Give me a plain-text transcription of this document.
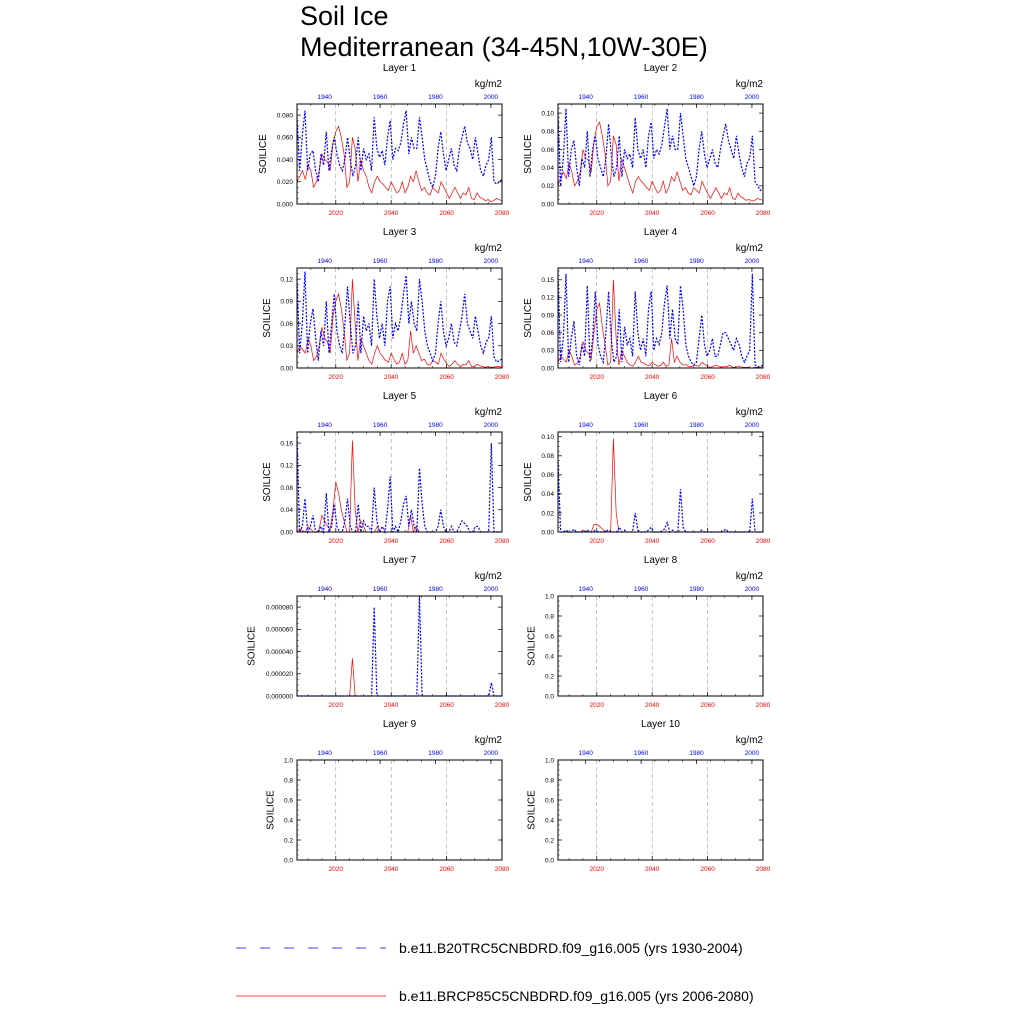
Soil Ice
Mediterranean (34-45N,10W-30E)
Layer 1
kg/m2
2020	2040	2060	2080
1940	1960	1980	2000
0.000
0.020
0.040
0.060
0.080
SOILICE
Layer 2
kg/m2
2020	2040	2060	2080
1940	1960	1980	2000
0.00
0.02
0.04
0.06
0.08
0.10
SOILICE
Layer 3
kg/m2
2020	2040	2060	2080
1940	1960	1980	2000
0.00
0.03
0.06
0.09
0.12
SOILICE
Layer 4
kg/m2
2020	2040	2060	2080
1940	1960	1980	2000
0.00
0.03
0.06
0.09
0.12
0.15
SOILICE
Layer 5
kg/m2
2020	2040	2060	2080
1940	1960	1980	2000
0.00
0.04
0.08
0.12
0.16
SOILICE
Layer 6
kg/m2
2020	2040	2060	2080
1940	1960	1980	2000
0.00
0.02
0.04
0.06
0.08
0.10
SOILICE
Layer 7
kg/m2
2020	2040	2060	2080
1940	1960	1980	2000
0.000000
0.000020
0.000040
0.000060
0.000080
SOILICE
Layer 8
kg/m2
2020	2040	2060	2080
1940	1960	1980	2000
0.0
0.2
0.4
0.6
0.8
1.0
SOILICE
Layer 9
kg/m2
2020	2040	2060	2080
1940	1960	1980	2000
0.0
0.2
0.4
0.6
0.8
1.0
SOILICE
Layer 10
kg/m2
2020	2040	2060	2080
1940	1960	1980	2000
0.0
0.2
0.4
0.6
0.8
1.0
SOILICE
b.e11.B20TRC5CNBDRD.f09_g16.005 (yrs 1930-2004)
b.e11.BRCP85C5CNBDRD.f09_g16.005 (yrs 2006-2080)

+--

WHAT YOU ARE ASKED TO DO. Repeat verbatim all the material, but not the pictures.

REPLY TO THE EXERCISE.
Give me a plain-text transcription of this document.
Soil Ice
Mediterranean (34-45N,10W-30E)
Layer 1
kg/m2
2020	2040	2060	2080
1940	1960	1980	2000
0.000
0.020
0.040
0.060
0.080
SOILICE
Layer 2
kg/m2
2020	2040	2060	2080
1940	1960	1980	2000
0.00
0.02
0.04
0.06
0.08
0.10
SOILICE
Layer 3
kg/m2
2020	2040	2060	2080
1940	1960	1980	2000
0.00
0.03
0.06
0.09
0.12
SOILICE
Layer 4
kg/m2
2020	2040	2060	2080
1940	1960	1980	2000
0.00
0.03
0.06
0.09
0.12
0.15
SOILICE
Layer 5
kg/m2
2020	2040	2060	2080
1940	1960	1980	2000
0.00
0.04
0.08
0.12
0.16
SOILICE
Layer 6
kg/m2
2020	2040	2060	2080
1940	1960	1980	2000
0.00
0.02
0.04
0.06
0.08
0.10
SOILICE
Layer 7
kg/m2
2020	2040	2060	2080
1940	1960	1980	2000
0.000000
0.000020
0.000040
0.000060
0.000080
SOILICE
Layer 8
kg/m2
2020	2040	2060	2080
1940	1960	1980	2000
0.0
0.2
0.4
0.6
0.8
1.0
SOILICE
Layer 9
kg/m2
2020	2040	2060	2080
1940	1960	1980	2000
0.0
0.2
0.4
0.6
0.8
1.0
SOILICE
Layer 10
kg/m2
2020	2040	2060	2080
1940	1960	1980	2000
0.0
0.2
0.4
0.6
0.8
1.0
SOILICE
b.e11.B20TRC5CNBDRD.f09_g16.005 (yrs 1930-2004)
b.e11.BRCP85C5CNBDRD.f09_g16.005 (yrs 2006-2080)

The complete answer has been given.